● **EXTRACTED INFORMATION**
>>>>>
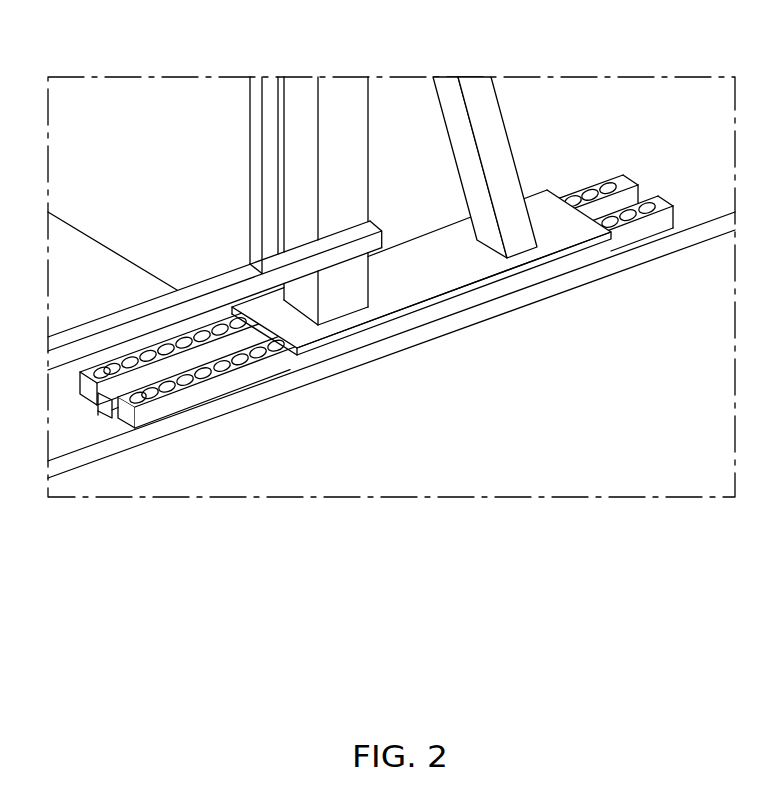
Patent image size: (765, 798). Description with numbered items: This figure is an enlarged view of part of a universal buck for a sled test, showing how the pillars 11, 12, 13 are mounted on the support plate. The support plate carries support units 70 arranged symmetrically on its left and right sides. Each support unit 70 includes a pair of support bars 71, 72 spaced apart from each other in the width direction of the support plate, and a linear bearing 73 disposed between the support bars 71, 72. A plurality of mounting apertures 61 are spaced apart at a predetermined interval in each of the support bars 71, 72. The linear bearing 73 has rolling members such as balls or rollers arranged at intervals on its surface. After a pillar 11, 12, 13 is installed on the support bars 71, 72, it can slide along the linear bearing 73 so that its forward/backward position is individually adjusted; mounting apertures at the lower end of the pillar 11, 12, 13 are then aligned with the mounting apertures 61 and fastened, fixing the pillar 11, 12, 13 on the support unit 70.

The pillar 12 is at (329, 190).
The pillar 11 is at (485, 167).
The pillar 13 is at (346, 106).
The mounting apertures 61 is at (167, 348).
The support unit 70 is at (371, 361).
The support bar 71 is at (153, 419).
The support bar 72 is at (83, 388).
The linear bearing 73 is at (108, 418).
<<<<<
>>>>>
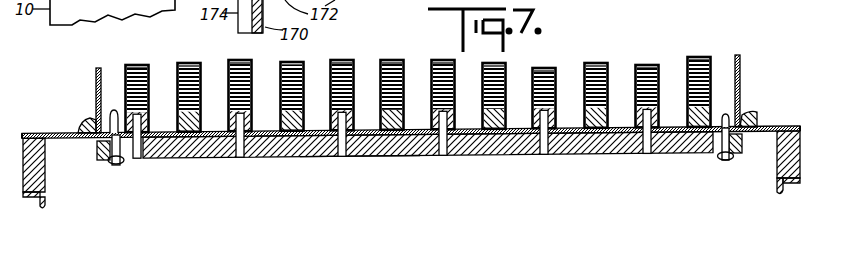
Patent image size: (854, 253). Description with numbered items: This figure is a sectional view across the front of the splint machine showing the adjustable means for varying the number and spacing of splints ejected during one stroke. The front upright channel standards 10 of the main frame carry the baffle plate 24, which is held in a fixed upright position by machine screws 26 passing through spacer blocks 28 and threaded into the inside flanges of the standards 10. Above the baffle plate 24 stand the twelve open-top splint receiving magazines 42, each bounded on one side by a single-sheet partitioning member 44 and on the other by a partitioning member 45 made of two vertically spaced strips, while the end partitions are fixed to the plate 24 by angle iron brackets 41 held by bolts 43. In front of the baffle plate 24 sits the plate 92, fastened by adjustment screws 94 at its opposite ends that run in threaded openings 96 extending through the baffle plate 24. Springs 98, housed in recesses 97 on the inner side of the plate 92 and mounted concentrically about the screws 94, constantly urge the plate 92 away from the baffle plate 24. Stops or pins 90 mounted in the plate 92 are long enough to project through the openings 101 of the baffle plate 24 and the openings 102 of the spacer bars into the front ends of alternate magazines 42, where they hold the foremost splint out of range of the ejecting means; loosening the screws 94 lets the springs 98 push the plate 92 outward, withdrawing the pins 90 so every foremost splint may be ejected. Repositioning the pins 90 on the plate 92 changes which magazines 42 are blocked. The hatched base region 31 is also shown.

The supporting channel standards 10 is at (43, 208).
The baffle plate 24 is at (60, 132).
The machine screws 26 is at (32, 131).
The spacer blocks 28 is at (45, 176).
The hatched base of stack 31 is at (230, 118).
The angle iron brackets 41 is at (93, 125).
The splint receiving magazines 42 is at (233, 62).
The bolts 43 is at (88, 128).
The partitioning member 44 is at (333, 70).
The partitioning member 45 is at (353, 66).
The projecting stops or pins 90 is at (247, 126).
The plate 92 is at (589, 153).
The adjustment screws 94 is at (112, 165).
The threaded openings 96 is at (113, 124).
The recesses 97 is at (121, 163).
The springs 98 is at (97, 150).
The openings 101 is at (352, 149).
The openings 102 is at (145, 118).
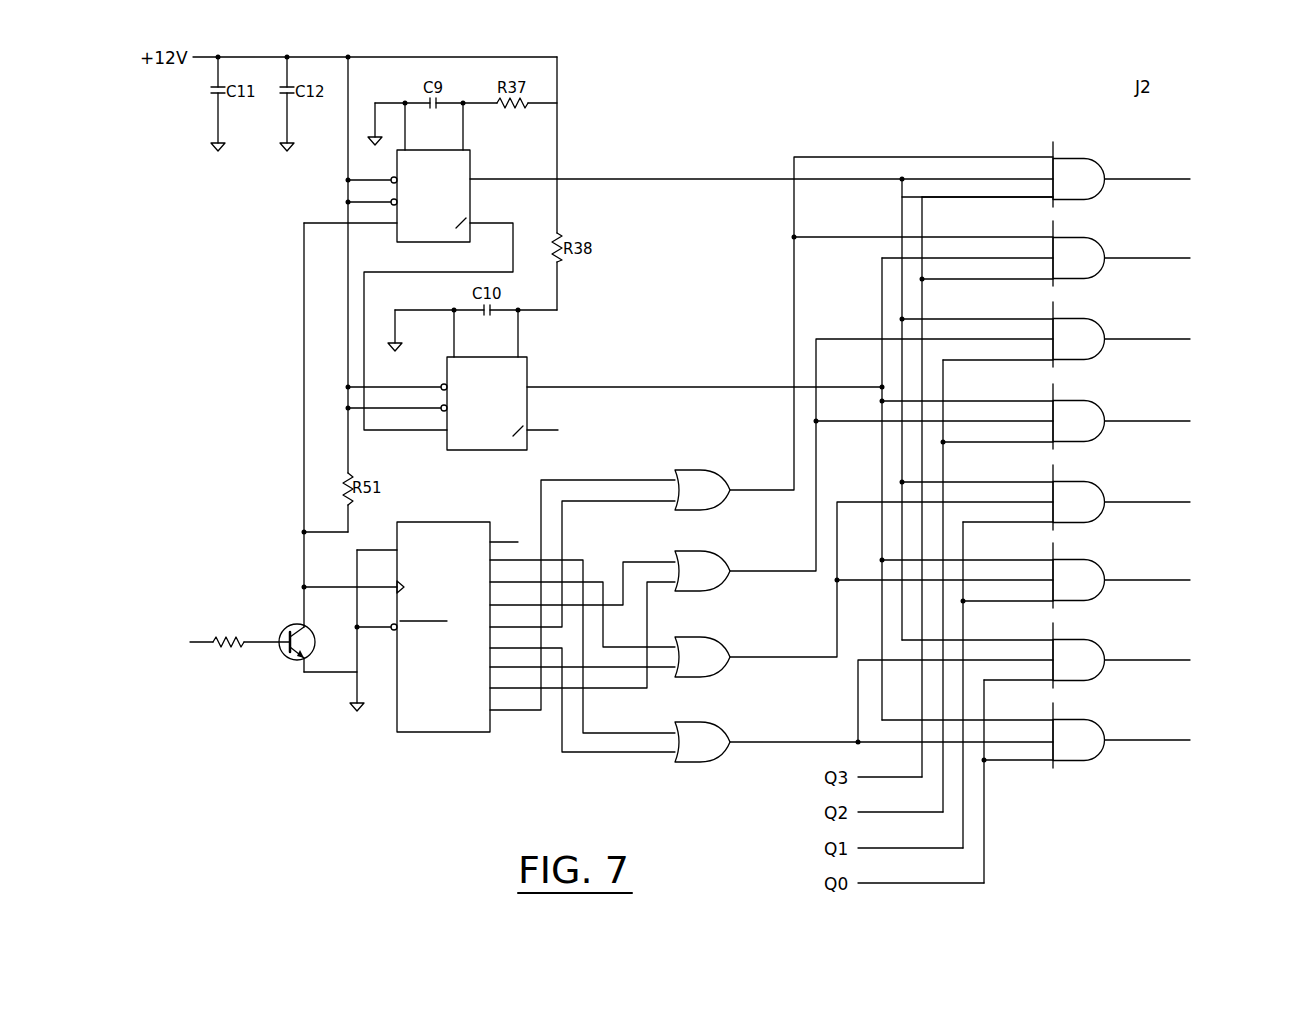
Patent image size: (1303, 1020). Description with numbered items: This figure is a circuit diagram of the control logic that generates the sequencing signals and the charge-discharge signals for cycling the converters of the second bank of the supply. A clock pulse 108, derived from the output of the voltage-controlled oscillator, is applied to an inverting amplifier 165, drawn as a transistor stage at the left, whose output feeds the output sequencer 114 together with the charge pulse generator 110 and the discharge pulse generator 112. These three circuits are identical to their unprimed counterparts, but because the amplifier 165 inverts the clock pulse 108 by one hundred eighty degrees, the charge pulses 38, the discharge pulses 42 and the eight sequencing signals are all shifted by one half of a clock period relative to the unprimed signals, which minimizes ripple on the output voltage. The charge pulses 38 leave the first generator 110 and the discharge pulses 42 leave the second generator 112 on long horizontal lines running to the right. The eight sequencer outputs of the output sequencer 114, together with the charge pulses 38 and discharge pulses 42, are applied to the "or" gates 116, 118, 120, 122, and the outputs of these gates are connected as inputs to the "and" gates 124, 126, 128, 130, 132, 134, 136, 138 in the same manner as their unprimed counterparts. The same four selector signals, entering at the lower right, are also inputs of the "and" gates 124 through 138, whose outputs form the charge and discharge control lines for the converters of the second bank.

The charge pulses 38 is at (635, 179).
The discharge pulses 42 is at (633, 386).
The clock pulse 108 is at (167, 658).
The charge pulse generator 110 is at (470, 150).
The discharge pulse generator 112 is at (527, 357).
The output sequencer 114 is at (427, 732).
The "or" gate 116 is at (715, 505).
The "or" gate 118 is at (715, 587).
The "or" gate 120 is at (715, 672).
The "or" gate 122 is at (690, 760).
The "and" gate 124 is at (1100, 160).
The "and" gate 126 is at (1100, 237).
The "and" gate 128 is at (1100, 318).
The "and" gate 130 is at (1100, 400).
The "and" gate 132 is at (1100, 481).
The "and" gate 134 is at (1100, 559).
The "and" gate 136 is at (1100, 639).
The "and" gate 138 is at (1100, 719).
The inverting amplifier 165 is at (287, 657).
<<<<<
>>>>>
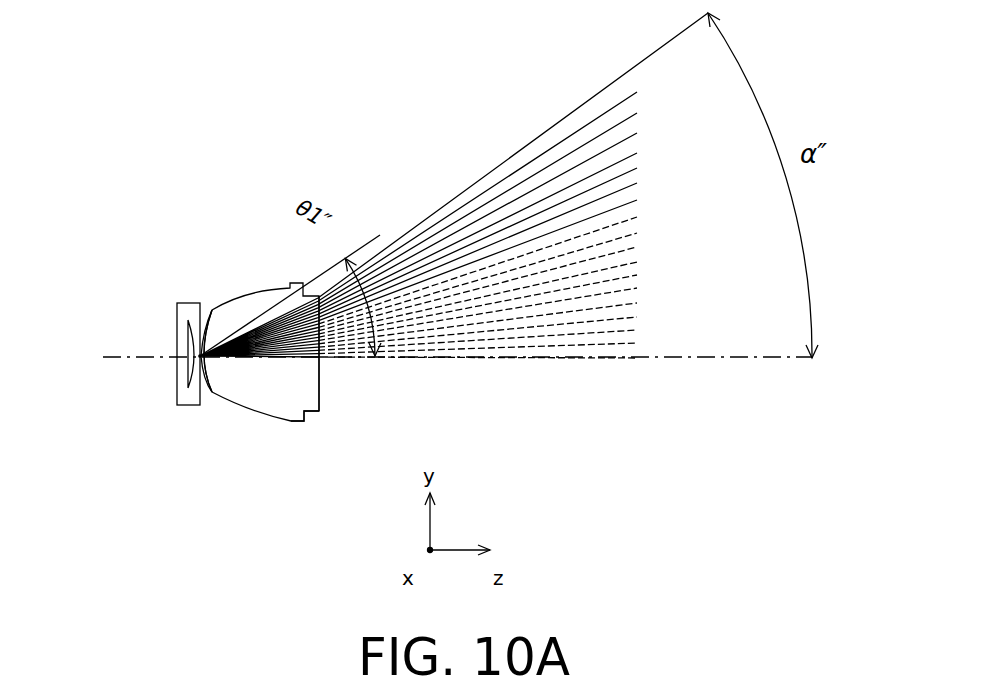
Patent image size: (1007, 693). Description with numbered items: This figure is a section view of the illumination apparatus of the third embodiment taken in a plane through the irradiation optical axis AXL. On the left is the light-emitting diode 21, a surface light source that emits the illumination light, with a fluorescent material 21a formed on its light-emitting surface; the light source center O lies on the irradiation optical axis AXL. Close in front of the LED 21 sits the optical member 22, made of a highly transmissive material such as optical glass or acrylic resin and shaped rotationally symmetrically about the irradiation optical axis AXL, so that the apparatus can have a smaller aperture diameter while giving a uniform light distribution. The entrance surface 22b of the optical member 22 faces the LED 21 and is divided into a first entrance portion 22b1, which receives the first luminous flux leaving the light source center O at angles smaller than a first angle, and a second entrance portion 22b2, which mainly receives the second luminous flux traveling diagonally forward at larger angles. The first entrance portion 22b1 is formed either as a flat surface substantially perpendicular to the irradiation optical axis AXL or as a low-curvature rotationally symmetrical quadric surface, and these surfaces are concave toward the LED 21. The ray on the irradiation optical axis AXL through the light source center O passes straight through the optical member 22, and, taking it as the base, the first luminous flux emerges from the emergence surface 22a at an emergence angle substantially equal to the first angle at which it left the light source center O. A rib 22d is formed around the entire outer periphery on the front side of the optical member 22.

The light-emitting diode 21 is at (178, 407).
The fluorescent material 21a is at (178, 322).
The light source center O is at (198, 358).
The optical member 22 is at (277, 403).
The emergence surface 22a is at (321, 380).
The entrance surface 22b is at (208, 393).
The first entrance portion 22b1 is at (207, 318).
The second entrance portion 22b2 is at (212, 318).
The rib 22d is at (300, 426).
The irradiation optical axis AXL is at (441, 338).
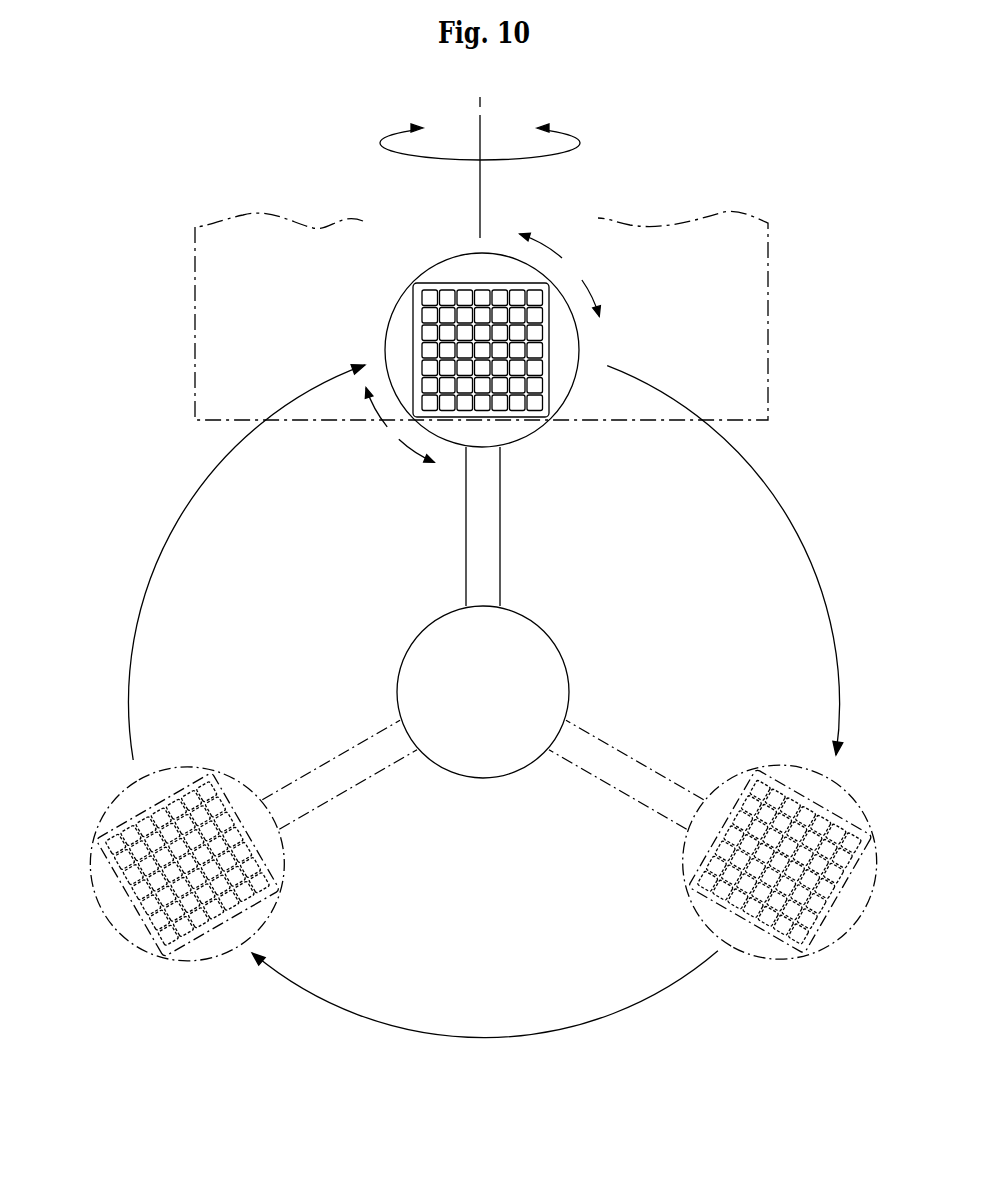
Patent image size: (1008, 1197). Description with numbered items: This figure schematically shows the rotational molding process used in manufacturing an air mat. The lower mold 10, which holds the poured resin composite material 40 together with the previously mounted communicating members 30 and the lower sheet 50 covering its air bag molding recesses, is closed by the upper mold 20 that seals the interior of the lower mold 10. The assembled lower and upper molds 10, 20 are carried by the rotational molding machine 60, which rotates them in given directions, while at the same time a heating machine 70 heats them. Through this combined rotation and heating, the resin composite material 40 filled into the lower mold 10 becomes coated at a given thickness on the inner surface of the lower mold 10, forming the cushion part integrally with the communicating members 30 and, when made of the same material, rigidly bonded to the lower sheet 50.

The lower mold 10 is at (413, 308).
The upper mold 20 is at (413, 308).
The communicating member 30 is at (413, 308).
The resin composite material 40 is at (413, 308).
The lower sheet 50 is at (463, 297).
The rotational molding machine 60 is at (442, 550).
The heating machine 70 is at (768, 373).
<<<<<
● **THE PROBLEM**
Put the lines of the data starting at the one that contains "Patent image size: (765, 798)." and ending at the one that contains "The linear bearing 73 is at (108, 418)." into a Markdown table with the columns Row and Line. Give each line its own row with a row number, and leave out blank lines.

● **SOLUTION FOR THIS TASK**
| Row | Line |
|---|---|
| 1 | Patent image size: (765, 798). Description with numbered items: This figure is an enlarged view of part of a universal buck for a sled test, showing how the pillars 11, 12, 13 are mounted on the support plate. The support plate carries support units 70 arranged symmetrically on its left and right sides. Each support unit 70 includes a pair of support bars 71, 72 spaced apart from each other in the width direction of the support plate, and a linear bearing 73 disposed between the support bars 71, 72. A plurality of mounting apertures 61 are spaced apart at a predetermined interval in each of the support bars 71, 72. The linear bearing 73 has rolling members such as balls or rollers arranged at intervals on its surface. After a pillar 11, 12, 13 is installed on the support bars 71, 72, it can slide along the linear bearing 73 so that its forward/backward position is individually adjusted; mounting apertures at the lower end of the pillar 11, 12, 13 are then aligned with the mounting apertures 61 and fastened, fixing the pillar 11, 12, 13 on the support unit 70. |
| 2 | The pillar 12 is at (329, 190). |
| 3 | The pillar 11 is at (485, 167). |
| 4 | The pillar 13 is at (346, 106). |
| 5 | The mounting apertures 61 is at (167, 348). |
| 6 | The support unit 70 is at (371, 361). |
| 7 | The support bar 71 is at (153, 419). |
| 8 | The support bar 72 is at (83, 388). |
| 9 | The linear bearing 73 is at (108, 418). |